> _JOB_:
Restate the entries below verbatim.

> _SOURCE MATERIAL_:
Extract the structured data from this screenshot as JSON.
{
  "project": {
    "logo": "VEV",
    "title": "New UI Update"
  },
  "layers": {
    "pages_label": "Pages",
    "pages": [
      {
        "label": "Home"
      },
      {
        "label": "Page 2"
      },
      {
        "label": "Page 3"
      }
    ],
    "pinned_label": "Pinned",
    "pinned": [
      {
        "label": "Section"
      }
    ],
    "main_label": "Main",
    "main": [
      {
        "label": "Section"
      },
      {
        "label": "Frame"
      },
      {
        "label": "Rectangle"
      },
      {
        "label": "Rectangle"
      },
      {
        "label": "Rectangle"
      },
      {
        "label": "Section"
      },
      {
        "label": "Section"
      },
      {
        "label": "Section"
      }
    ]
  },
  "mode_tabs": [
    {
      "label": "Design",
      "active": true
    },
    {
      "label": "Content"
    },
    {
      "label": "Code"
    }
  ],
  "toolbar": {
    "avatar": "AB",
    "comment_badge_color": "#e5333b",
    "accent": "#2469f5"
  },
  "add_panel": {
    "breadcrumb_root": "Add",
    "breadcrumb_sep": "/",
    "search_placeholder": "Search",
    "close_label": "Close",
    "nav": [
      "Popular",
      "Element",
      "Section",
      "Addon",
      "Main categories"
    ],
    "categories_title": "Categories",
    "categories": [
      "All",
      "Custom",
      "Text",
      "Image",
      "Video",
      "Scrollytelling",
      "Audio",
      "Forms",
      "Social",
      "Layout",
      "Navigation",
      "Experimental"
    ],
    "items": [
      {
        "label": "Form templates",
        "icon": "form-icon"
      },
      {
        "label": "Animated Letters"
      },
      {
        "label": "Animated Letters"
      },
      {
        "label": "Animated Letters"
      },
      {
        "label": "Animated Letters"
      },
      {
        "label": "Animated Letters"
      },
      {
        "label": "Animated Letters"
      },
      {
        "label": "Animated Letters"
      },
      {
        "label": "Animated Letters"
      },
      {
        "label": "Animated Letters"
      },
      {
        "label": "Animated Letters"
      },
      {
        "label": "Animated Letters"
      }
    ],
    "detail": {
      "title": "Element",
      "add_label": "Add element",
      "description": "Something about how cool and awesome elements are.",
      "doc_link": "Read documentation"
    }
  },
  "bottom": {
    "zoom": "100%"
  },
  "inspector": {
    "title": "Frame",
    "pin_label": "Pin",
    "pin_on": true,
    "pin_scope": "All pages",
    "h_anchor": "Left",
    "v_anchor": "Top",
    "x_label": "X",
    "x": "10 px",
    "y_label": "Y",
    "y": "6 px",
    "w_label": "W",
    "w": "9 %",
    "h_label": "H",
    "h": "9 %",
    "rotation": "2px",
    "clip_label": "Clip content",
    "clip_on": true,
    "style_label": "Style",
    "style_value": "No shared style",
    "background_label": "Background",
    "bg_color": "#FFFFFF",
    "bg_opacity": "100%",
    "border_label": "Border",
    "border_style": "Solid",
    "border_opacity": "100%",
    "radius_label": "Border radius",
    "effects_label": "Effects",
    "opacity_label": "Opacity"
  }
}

> _ANSWER_:
Extract the structured data from this screenshot as JSON.
{
  "project": {
    "logo": "VEV",
    "title": "New UI Update"
  },
  "layers": {
    "pages_label": "Pages",
    "pages": [
      {
        "label": "Home"
      },
      {
        "label": "Page 2"
      },
      {
        "label": "Page 3"
      }
    ],
    "pinned_label": "Pinned",
    "pinned": [
      {
        "label": "Section"
      }
    ],
    "main_label": "Main",
    "main": [
      {
        "label": "Section"
      },
      {
        "label": "Frame"
      },
      {
        "label": "Rectangle"
      },
      {
        "label": "Rectangle"
      },
      {
        "label": "Rectangle"
      },
      {
        "label": "Section"
      },
      {
        "label": "Section"
      },
      {
        "label": "Section"
      }
    ]
  },
  "mode_tabs": [
    {
      "label": "Design",
      "active": true
    },
    {
      "label": "Content"
    },
    {
      "label": "Code"
    }
  ],
  "toolbar": {
    "avatar": "AB",
    "comment_badge_color": "#e5333b",
    "accent": "#2469f5"
  },
  "add_panel": {
    "breadcrumb_root": "Add",
    "breadcrumb_sep": "/",
    "search_placeholder": "Search",
    "close_label": "Close",
    "nav": [
      "Popular",
      "Element",
      "Section",
      "Addon",
      "Main categories"
    ],
    "categories_title": "Categories",
    "categories": [
      "All",
      "Custom",
      "Text",
      "Image",
      "Video",
      "Scrollytelling",
      "Audio",
      "Forms",
      "Social",
      "Layout",
      "Navigation",
      "Experimental"
    ],
    "items": [
      {
        "label": "Form templates",
        "icon": "form-icon"
      },
      {
        "label": "Animated Letters"
      },
      {
        "label": "Animated Letters"
      },
      {
        "label": "Animated Letters"
      },
      {
        "label": "Animated Letters"
      },
      {
        "label": "Animated Letters"
      },
      {
        "label": "Animated Letters"
      },
      {
        "label": "Animated Letters"
      },
      {
        "label": "Animated Letters"
      },
      {
        "label": "Animated Letters"
      },
      {
        "label": "Animated Letters"
      },
      {
        "label": "Animated Letters"
      }
    ],
    "detail": {
      "title": "Element",
      "add_label": "Add element",
      "description": "Something about how cool and awesome elements are.",
      "doc_link": "Read documentation"
    }
  },
  "bottom": {
    "zoom": "100%"
  },
  "inspector": {
    "title": "Frame",
    "pin_label": "Pin",
    "pin_on": true,
    "pin_scope": "All pages",
    "h_anchor": "Left",
    "v_anchor": "Top",
    "x_label": "X",
    "x": "10 px",
    "y_label": "Y",
    "y": "6 px",
    "w_label": "W",
    "w": "9 %",
    "h_label": "H",
    "h": "9 %",
    "rotation": "2px",
    "clip_label": "Clip content",
    "clip_on": true,
    "style_label": "Style",
    "style_value": "No shared style",
    "background_label": "Background",
    "bg_color": "#FFFFFF",
    "bg_opacity": "100%",
    "border_label": "Border",
    "border_style": "Solid",
    "border_opacity": "100%",
    "radius_label": "Border radius",
    "effects_label": "Effects",
    "opacity_label": "Opacity"
  }
}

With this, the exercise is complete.